Page extract:
►

One of the earliest reports described a synergistic effect in which head injury significantly increased risk of AD only in the presence of APOE ε4 (Mayeux et al. 1995). However, a more recent review of subsequent studies determined that evidence for the interactive role of APOE and head injury in the development of AD was inconclusive (Van Den Heuvel et al. 2007).
Much attention has been devoted to whether cerebrovascular risk factors are potentiated in APOE ε4 carriers. Eriksson et al. (2010) found that nonstroke cardiovascular disease increased risk of AD in APOE ε4 carriers, but not in noncarriers. Similarly, previous stroke or transient ischemic attack predicted increased risk of developing AD only in APOE ε4 carriers, and not in noncarriers (Johnston et al. 2000). Peila et al. (2001) showed a synergistic effect of APOE ε4 and midlife hypertension on cognitive impairment in old age, where elevated systolic blood pressure had a greater adverse effect on cognition in APOE ε4 carriers than in noncarriers. Both Peila et al. (2002) and Irie et al. (2008a) reported that APOE ε4 increases the risk for AD in individuals with diabetes mellitus beyond an additive effect of the separate risks.
A minority of research findings suggest the opposite pattern of interaction between APOE ε4 and cerebrovascular risk factors. In population-based studies of African-Americans and Nigerians, researchers found that increased level of cholesterol was associated with increased risk of AD in noncarriers of APOE ε4, but not in carriers (Evans et al. 2000; Hall et al. 2006).
For other risk factors, predominantly nonvascular, the risk factor is more prominent among non-APOE ε4 carriers, or APOE status made no difference. For smoking, the increased risk of AD for current smokers is limited to those with no APOE ε4 alleles, compared with those with one or two ε4 alleles (Aggarwal et al. 2006; Reitz et al. 2007). These findings were similar for African-American and non-African-American respondents. Two studies have looked at fish intake and APOE ε4 status, finding that more than weekly consumption was associated with reduced risk of AD, but only in APOE ε4 noncarriers (Barberger-Gateau et al. 2007; Huang et al. 2005).
Researchers have also looked at the interaction between APOE ε4 and depression in the development of AD. Steffens et al. (1997) found no evidence for an interaction. Synergistic interactions were reported by Irie et al. (2008b) for AD and by Geda et al. (2006) for MCI, with elevated risk among individuals with both depression and APOE ε4.

◄

Try it: Rewrite the passage on APOE ε4 and risk factors from "A minority of" up to and including "et al. 2006).", substituting "triglycerides" for "cholesterol".

Bounding box prediction data:
►

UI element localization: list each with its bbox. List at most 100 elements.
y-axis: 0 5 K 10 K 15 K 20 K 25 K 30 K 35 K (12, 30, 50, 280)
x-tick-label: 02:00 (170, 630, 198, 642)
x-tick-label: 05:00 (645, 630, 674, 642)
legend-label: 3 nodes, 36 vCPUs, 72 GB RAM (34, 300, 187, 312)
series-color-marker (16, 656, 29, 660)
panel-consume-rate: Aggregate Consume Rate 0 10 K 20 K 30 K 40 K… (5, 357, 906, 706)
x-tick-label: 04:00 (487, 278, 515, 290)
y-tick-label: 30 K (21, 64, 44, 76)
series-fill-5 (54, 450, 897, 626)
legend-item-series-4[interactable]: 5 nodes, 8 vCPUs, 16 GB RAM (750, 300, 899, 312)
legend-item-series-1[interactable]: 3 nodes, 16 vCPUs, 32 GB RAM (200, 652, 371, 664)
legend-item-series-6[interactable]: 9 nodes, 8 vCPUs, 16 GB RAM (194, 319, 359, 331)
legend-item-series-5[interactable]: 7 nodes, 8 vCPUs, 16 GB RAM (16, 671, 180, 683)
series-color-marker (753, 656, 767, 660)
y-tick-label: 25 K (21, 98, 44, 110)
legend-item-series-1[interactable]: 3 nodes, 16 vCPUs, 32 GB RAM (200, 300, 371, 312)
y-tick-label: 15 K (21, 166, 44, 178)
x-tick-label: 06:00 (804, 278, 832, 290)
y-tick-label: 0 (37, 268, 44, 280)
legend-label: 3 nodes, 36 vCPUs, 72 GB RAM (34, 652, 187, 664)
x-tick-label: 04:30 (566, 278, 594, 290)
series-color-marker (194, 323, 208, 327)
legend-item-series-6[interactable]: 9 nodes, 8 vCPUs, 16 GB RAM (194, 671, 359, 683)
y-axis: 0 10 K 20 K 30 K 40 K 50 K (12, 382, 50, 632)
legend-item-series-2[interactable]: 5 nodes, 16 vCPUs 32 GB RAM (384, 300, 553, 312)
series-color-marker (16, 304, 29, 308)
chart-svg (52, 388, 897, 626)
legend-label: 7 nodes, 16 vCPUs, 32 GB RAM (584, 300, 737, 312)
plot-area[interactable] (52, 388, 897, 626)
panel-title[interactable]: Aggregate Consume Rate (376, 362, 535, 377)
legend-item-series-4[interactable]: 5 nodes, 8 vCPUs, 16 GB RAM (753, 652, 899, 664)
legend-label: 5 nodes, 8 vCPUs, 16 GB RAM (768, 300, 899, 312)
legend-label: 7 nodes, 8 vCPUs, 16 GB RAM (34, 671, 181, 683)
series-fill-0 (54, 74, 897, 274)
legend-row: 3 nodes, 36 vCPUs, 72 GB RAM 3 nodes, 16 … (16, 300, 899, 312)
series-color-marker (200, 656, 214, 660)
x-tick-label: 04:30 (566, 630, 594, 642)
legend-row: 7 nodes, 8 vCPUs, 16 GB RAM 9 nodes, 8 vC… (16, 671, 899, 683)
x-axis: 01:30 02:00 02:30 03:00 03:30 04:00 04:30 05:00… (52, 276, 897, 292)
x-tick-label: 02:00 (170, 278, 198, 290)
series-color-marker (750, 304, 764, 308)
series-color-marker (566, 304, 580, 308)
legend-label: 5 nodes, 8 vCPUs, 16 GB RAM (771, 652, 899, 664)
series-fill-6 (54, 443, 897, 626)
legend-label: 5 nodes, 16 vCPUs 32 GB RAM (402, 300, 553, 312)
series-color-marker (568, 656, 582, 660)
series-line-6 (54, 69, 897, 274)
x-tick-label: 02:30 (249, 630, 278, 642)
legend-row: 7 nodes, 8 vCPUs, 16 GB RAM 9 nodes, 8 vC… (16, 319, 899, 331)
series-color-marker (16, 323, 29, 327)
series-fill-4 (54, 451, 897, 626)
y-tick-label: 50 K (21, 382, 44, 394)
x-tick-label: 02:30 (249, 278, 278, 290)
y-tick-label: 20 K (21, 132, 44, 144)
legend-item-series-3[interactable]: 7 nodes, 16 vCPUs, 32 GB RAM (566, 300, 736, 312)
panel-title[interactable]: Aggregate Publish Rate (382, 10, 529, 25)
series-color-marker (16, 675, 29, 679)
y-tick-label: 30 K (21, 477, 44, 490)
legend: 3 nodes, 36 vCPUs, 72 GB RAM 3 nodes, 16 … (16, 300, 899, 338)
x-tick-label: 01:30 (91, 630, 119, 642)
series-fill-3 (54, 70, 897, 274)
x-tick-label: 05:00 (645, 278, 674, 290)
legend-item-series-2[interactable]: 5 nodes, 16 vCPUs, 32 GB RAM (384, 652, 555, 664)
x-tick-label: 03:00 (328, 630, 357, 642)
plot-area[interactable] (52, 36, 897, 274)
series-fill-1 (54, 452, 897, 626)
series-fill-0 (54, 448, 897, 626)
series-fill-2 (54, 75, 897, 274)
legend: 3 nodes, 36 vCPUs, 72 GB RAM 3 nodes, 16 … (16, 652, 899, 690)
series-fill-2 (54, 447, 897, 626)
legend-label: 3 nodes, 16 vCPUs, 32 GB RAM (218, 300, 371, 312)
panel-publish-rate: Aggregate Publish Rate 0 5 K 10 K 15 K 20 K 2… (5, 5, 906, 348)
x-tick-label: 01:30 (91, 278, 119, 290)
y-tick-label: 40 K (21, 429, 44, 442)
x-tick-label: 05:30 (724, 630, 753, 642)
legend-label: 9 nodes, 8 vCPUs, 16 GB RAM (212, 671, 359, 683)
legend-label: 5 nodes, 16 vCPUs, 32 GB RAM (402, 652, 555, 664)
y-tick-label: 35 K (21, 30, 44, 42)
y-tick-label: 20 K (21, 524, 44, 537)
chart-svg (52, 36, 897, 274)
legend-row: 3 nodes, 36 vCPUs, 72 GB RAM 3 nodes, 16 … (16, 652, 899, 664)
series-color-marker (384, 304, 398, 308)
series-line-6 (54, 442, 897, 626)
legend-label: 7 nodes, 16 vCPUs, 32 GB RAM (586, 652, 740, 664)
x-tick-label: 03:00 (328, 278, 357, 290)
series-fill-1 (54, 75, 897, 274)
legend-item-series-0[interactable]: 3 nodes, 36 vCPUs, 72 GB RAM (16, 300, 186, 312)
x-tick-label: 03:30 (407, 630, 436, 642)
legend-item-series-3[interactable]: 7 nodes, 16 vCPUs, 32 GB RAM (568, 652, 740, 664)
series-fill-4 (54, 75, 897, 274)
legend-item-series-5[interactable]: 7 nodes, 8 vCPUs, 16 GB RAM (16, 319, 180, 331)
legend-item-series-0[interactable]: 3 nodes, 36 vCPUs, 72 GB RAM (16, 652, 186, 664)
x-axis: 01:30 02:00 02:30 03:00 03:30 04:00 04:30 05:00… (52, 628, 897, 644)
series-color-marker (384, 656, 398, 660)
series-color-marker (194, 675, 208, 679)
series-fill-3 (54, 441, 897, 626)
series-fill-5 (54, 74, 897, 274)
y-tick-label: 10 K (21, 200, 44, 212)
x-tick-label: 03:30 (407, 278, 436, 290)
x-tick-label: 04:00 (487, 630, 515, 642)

◄

Result of the task:
A minority of research findings suggest the opposite pattern of interaction between APOE ε4 and cerebrovascular risk factors. In population-based studies of African-Americans and Nigerians, researchers found that increased level of triglycerides was associated with increased risk of AD in noncarriers of APOE ε4, but not in carriers (Evans et al. 2000; Hall et al. 2006).